Collect every line below that contains the word "Output".

-- BEGIN Data entries --

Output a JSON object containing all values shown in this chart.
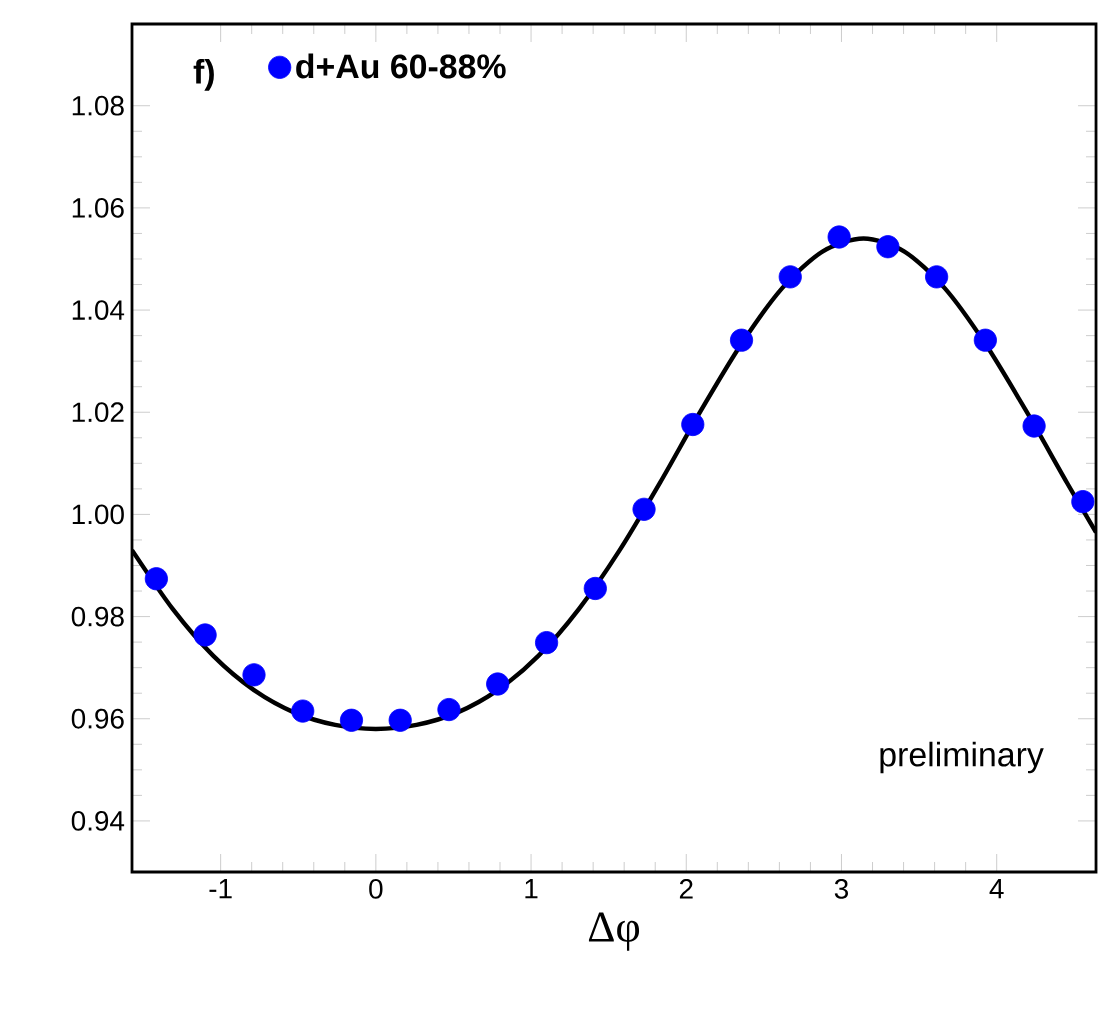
{
  "chart_data": {
    "type": "scatter",
    "xlabel": "Δφ",
    "xlim": [
      -1.571,
      4.64
    ],
    "ylim": [
      0.93,
      1.096
    ],
    "xticks": [
      -1,
      0,
      1,
      2,
      3,
      4
    ],
    "yticks": [
      {
        "value": 0.94,
        "label": "0.94"
      },
      {
        "value": 0.96,
        "label": "0.96"
      },
      {
        "value": 0.98,
        "label": "0.98"
      },
      {
        "value": 1.0,
        "label": "1.00"
      },
      {
        "value": 1.02,
        "label": "1.02"
      },
      {
        "value": 1.04,
        "label": "1.04"
      },
      {
        "value": 1.06,
        "label": "1.06"
      },
      {
        "value": 1.08,
        "label": "1.08"
      }
    ],
    "grid": false,
    "legend": "top left",
    "annotations": [
      "f)",
      "preliminary"
    ],
    "series": [
      {
        "name": "d+Au 60-88%",
        "marker": "circle",
        "color": "#0000ff",
        "x": [
          -1.414,
          -1.1,
          -0.785,
          -0.471,
          -0.157,
          0.157,
          0.471,
          0.785,
          1.1,
          1.414,
          1.728,
          2.042,
          2.356,
          2.67,
          2.985,
          3.299,
          3.613,
          3.927,
          4.241,
          4.555
        ],
        "values": [
          0.9874,
          0.9764,
          0.9686,
          0.9615,
          0.9597,
          0.9597,
          0.9618,
          0.9668,
          0.9749,
          0.9855,
          1.001,
          1.0176,
          1.0341,
          1.0465,
          1.0543,
          1.0524,
          1.0465,
          1.0341,
          1.0173,
          1.0025
        ]
      },
      {
        "type": "line",
        "color": "#000000",
        "x": [
          -1.571,
          -1.309,
          -1.047,
          -0.785,
          -0.524,
          -0.262,
          0,
          0.262,
          0.524,
          0.785,
          1.047,
          1.309,
          1.571,
          1.833,
          2.094,
          2.356,
          2.618,
          2.88,
          3.142,
          3.403,
          3.665,
          3.927,
          4.189,
          4.451,
          4.64
        ],
        "values": [
          0.993,
          0.9815,
          0.9723,
          0.9656,
          0.9612,
          0.9588,
          0.958,
          0.9588,
          0.9612,
          0.9656,
          0.9723,
          0.9815,
          0.993,
          1.0063,
          1.0203,
          1.0334,
          1.0443,
          1.0515,
          1.054,
          1.0515,
          1.0443,
          1.0334,
          1.0203,
          1.0063,
          0.9965
        ]
      }
    ]
  }
}
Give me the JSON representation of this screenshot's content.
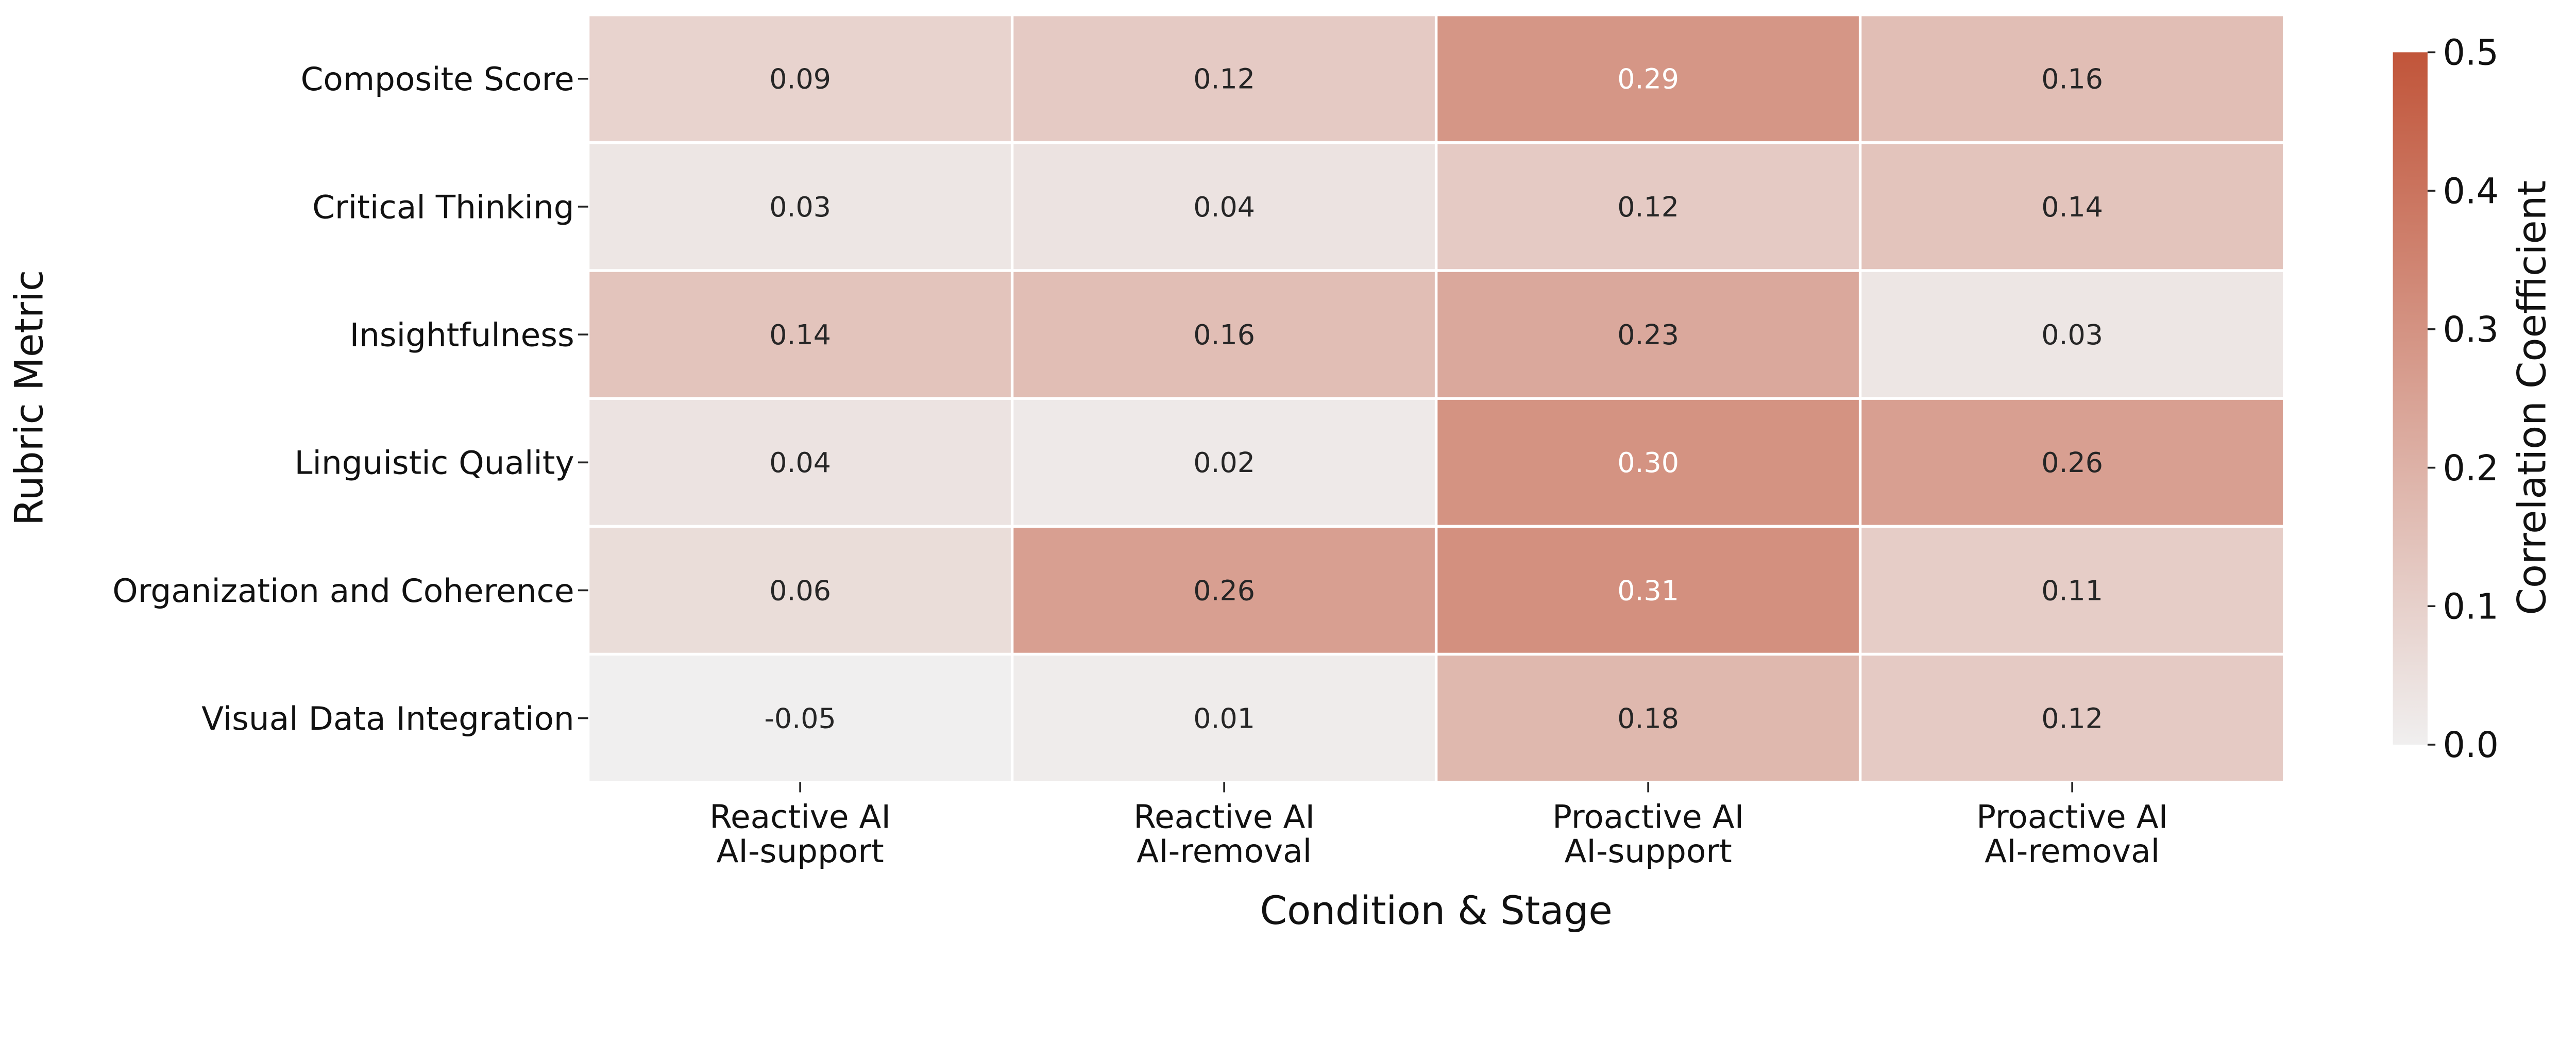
{
  "chart_data": {
    "type": "heatmap",
    "title": "",
    "xlabel": "Condition & Stage",
    "ylabel": "Rubric Metric",
    "x_categories": [
      [
        "Reactive AI",
        "AI-support"
      ],
      [
        "Reactive AI",
        "AI-removal"
      ],
      [
        "Proactive AI",
        "AI-support"
      ],
      [
        "Proactive AI",
        "AI-removal"
      ]
    ],
    "y_categories": [
      "Composite Score",
      "Critical Thinking",
      "Insightfulness",
      "Linguistic Quality",
      "Organization and Coherence",
      "Visual Data Integration"
    ],
    "values": [
      [
        0.09,
        0.12,
        0.29,
        0.16
      ],
      [
        0.03,
        0.04,
        0.12,
        0.14
      ],
      [
        0.14,
        0.16,
        0.23,
        0.03
      ],
      [
        0.04,
        0.02,
        0.3,
        0.26
      ],
      [
        0.06,
        0.26,
        0.31,
        0.11
      ],
      [
        -0.05,
        0.01,
        0.18,
        0.12
      ]
    ],
    "value_labels": [
      [
        "0.09",
        "0.12",
        "0.29",
        "0.16"
      ],
      [
        "0.03",
        "0.04",
        "0.12",
        "0.14"
      ],
      [
        "0.14",
        "0.16",
        "0.23",
        "0.03"
      ],
      [
        "0.04",
        "0.02",
        "0.30",
        "0.26"
      ],
      [
        "0.06",
        "0.26",
        "0.31",
        "0.11"
      ],
      [
        "-0.05",
        "0.01",
        "0.18",
        "0.12"
      ]
    ],
    "colorbar": {
      "label": "Correlation Coefficient",
      "range": [
        0.0,
        0.5
      ],
      "ticks": [
        "0.0",
        "0.1",
        "0.2",
        "0.3",
        "0.4",
        "0.5"
      ],
      "color_low": "#f0efef",
      "color_high": "#c1553a"
    },
    "grid": false,
    "annotation_text_colors": {
      "dark": "#262626",
      "light": "#ffffff"
    }
  }
}
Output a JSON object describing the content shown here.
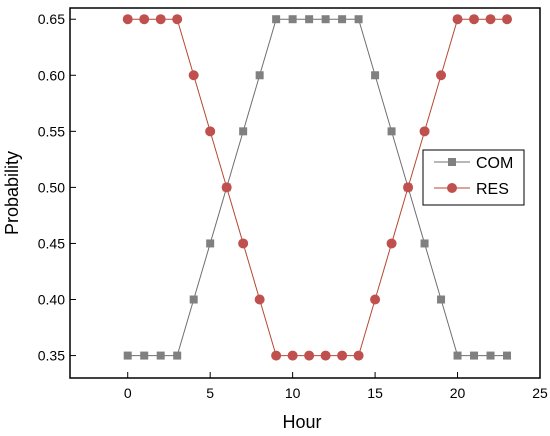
{
  "chart_data": {
    "type": "line",
    "title": "",
    "xlabel": "Hour",
    "ylabel": "Probability",
    "xlim": [
      -3.5,
      25
    ],
    "ylim": [
      0.33,
      0.66
    ],
    "xticks": [
      0,
      5,
      10,
      15,
      20,
      25
    ],
    "yticks": [
      0.35,
      0.4,
      0.45,
      0.5,
      0.55,
      0.6,
      0.65
    ],
    "ytick_labels": [
      "0.35",
      "0.40",
      "0.45",
      "0.50",
      "0.55",
      "0.60",
      "0.65"
    ],
    "grid": false,
    "legend_position": "right",
    "x": [
      0,
      1,
      2,
      3,
      4,
      5,
      6,
      7,
      8,
      9,
      10,
      11,
      12,
      13,
      14,
      15,
      16,
      17,
      18,
      19,
      20,
      21,
      22,
      23
    ],
    "series": [
      {
        "name": "COM",
        "marker": "square",
        "color": "#808080",
        "line_color": "#6f6f6f",
        "values": [
          0.35,
          0.35,
          0.35,
          0.35,
          0.4,
          0.45,
          0.5,
          0.55,
          0.6,
          0.65,
          0.65,
          0.65,
          0.65,
          0.65,
          0.65,
          0.6,
          0.55,
          0.5,
          0.45,
          0.4,
          0.35,
          0.35,
          0.35,
          0.35
        ]
      },
      {
        "name": "RES",
        "marker": "circle",
        "color": "#c0504d",
        "line_color": "#b5492f",
        "values": [
          0.65,
          0.65,
          0.65,
          0.65,
          0.6,
          0.55,
          0.5,
          0.45,
          0.4,
          0.35,
          0.35,
          0.35,
          0.35,
          0.35,
          0.35,
          0.4,
          0.45,
          0.5,
          0.55,
          0.6,
          0.65,
          0.65,
          0.65,
          0.65
        ]
      }
    ]
  }
}
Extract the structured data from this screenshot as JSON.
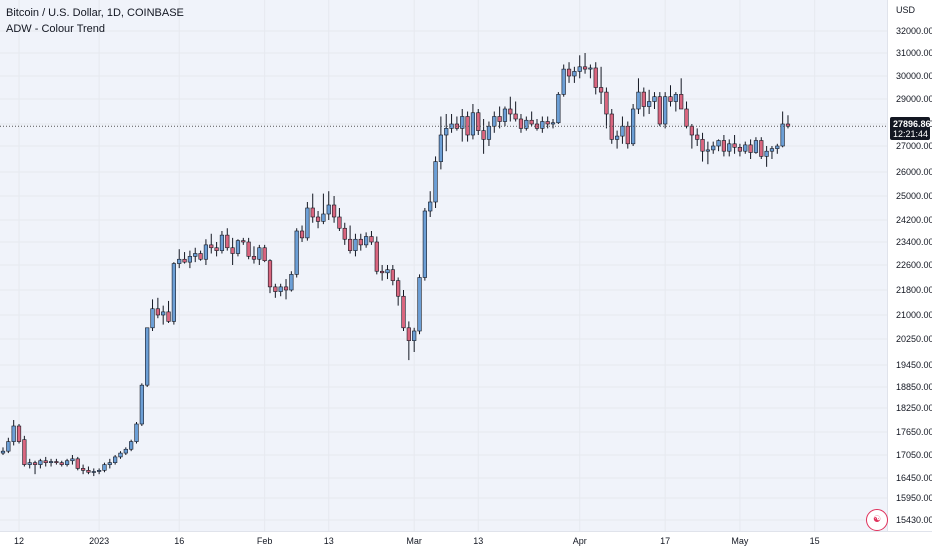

-- END Data entries --

## Answer to the problem
Output a JSON object containing all values shown in this chart.
Output a JSON object describing the content shown here.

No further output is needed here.